The data must be written out once more, precisely as given.

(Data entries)
'''

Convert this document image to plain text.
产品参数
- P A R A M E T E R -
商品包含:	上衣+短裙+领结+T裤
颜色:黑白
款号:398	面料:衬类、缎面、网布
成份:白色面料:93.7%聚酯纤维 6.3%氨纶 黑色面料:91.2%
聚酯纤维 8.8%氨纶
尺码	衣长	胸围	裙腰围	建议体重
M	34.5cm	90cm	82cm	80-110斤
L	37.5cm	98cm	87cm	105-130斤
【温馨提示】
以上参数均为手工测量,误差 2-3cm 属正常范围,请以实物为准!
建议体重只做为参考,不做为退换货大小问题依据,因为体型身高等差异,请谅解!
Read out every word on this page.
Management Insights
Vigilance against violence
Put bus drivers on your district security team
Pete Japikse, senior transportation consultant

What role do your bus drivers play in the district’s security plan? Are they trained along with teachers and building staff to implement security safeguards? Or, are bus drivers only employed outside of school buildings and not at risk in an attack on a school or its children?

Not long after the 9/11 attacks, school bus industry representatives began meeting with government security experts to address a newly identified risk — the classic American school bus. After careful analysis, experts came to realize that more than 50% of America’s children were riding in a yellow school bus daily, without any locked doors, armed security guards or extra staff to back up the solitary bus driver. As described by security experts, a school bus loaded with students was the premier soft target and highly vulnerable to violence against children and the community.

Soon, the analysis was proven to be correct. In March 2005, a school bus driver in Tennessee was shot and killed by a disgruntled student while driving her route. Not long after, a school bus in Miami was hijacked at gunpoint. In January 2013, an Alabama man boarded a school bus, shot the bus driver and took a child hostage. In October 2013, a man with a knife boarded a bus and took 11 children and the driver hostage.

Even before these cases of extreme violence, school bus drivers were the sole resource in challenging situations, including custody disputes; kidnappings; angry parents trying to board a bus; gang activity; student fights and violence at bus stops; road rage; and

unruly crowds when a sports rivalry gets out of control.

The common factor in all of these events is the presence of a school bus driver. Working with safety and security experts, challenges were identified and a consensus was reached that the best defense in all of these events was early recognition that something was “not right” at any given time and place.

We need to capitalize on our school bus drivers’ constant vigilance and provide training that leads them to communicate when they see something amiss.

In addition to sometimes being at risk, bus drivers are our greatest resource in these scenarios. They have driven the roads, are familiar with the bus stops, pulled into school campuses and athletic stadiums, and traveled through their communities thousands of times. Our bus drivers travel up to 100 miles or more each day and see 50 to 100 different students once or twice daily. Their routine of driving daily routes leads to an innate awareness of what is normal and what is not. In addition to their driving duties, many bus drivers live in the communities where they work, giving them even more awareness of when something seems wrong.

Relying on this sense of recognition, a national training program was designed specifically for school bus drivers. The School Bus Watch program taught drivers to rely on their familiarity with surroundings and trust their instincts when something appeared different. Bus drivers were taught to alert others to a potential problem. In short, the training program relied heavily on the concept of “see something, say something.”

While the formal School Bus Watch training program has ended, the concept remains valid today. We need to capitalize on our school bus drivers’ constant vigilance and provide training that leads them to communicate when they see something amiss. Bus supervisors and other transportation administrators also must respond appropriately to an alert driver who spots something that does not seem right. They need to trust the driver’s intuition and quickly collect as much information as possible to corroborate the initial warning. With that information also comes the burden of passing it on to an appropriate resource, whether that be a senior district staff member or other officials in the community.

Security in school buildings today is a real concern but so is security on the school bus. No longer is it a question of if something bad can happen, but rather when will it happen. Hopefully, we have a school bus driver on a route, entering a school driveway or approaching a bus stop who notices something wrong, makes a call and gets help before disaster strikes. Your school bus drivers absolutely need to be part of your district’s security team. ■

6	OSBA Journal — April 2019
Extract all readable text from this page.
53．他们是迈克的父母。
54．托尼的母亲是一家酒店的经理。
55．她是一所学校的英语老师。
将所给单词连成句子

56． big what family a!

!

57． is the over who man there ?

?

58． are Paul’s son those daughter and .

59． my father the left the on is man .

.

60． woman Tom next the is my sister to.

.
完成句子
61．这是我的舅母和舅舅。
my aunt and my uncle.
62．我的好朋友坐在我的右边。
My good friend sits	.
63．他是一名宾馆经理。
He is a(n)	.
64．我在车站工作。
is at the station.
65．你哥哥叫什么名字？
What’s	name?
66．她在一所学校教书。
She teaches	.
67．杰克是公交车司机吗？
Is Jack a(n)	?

'''

Response to the exercise —
Convert this document image to plain text.
产品参数
- P A R A M E T E R -
商品包含:	上衣+短裙+领结+T裤
颜色:黑白
款号:398	面料:衬类、缎面、网布
成份:白色面料:93.7%聚酯纤维 6.3%氨纶 黑色面料:91.2%
聚酯纤维 8.8%氨纶
尺码	衣长	胸围	裙腰围	建议体重
M	34.5cm	90cm	82cm	80-110斤
L	37.5cm	98cm	87cm	105-130斤
【温馨提示】
以上参数均为手工测量,误差 2-3cm 属正常范围,请以实物为准!
建议体重只做为参考,不做为退换货大小问题依据,因为体型身高等差异,请谅解!
Read out every word on this page.
Management Insights
Vigilance against violence
Put bus drivers on your district security team
Pete Japikse, senior transportation consultant

What role do your bus drivers play in the district’s security plan? Are they trained along with teachers and building staff to implement security safeguards? Or, are bus drivers only employed outside of school buildings and not at risk in an attack on a school or its children?

Not long after the 9/11 attacks, school bus industry representatives began meeting with government security experts to address a newly identified risk — the classic American school bus. After careful analysis, experts came to realize that more than 50% of America’s children were riding in a yellow school bus daily, without any locked doors, armed security guards or extra staff to back up the solitary bus driver. As described by security experts, a school bus loaded with students was the premier soft target and highly vulnerable to violence against children and the community.

Soon, the analysis was proven to be correct. In March 2005, a school bus driver in Tennessee was shot and killed by a disgruntled student while driving her route. Not long after, a school bus in Miami was hijacked at gunpoint. In January 2013, an Alabama man boarded a school bus, shot the bus driver and took a child hostage. In October 2013, a man with a knife boarded a bus and took 11 children and the driver hostage.

Even before these cases of extreme violence, school bus drivers were the sole resource in challenging situations, including custody disputes; kidnappings; angry parents trying to board a bus; gang activity; student fights and violence at bus stops; road rage; and

unruly crowds when a sports rivalry gets out of control.

The common factor in all of these events is the presence of a school bus driver. Working with safety and security experts, challenges were identified and a consensus was reached that the best defense in all of these events was early recognition that something was “not right” at any given time and place.

We need to capitalize on our school bus drivers’ constant vigilance and provide training that leads them to communicate when they see something amiss.

In addition to sometimes being at risk, bus drivers are our greatest resource in these scenarios. They have driven the roads, are familiar with the bus stops, pulled into school campuses and athletic stadiums, and traveled through their communities thousands of times. Our bus drivers travel up to 100 miles or more each day and see 50 to 100 different students once or twice daily. Their routine of driving daily routes leads to an innate awareness of what is normal and what is not. In addition to their driving duties, many bus drivers live in the communities where they work, giving them even more awareness of when something seems wrong.

Relying on this sense of recognition, a national training program was designed specifically for school bus drivers. The School Bus Watch program taught drivers to rely on their familiarity with surroundings and trust their instincts when something appeared different. Bus drivers were taught to alert others to a potential problem. In short, the training program relied heavily on the concept of “see something, say something.”

While the formal School Bus Watch training program has ended, the concept remains valid today. We need to capitalize on our school bus drivers’ constant vigilance and provide training that leads them to communicate when they see something amiss. Bus supervisors and other transportation administrators also must respond appropriately to an alert driver who spots something that does not seem right. They need to trust the driver’s intuition and quickly collect as much information as possible to corroborate the initial warning. With that information also comes the burden of passing it on to an appropriate resource, whether that be a senior district staff member or other officials in the community.

Security in school buildings today is a real concern but so is security on the school bus. No longer is it a question of if something bad can happen, but rather when will it happen. Hopefully, we have a school bus driver on a route, entering a school driveway or approaching a bus stop who notices something wrong, makes a call and gets help before disaster strikes. Your school bus drivers absolutely need to be part of your district’s security team. ■

6	OSBA Journal — April 2019
Extract all readable text from this page.
53．他们是迈克的父母。
54．托尼的母亲是一家酒店的经理。
55．她是一所学校的英语老师。
将所给单词连成句子

56． big what family a!

!

57． is the over who man there ?

?

58． are Paul’s son those daughter and .

59． my father the left the on is man .

.

60． woman Tom next the is my sister to.

.
完成句子
61．这是我的舅母和舅舅。
my aunt and my uncle.
62．我的好朋友坐在我的右边。
My good friend sits	.
63．他是一名宾馆经理。
He is a(n)	.
64．我在车站工作。
is at the station.
65．你哥哥叫什么名字？
What’s	name?
66．她在一所学校教书。
She teaches	.
67．杰克是公交车司机吗？
Is Jack a(n)	?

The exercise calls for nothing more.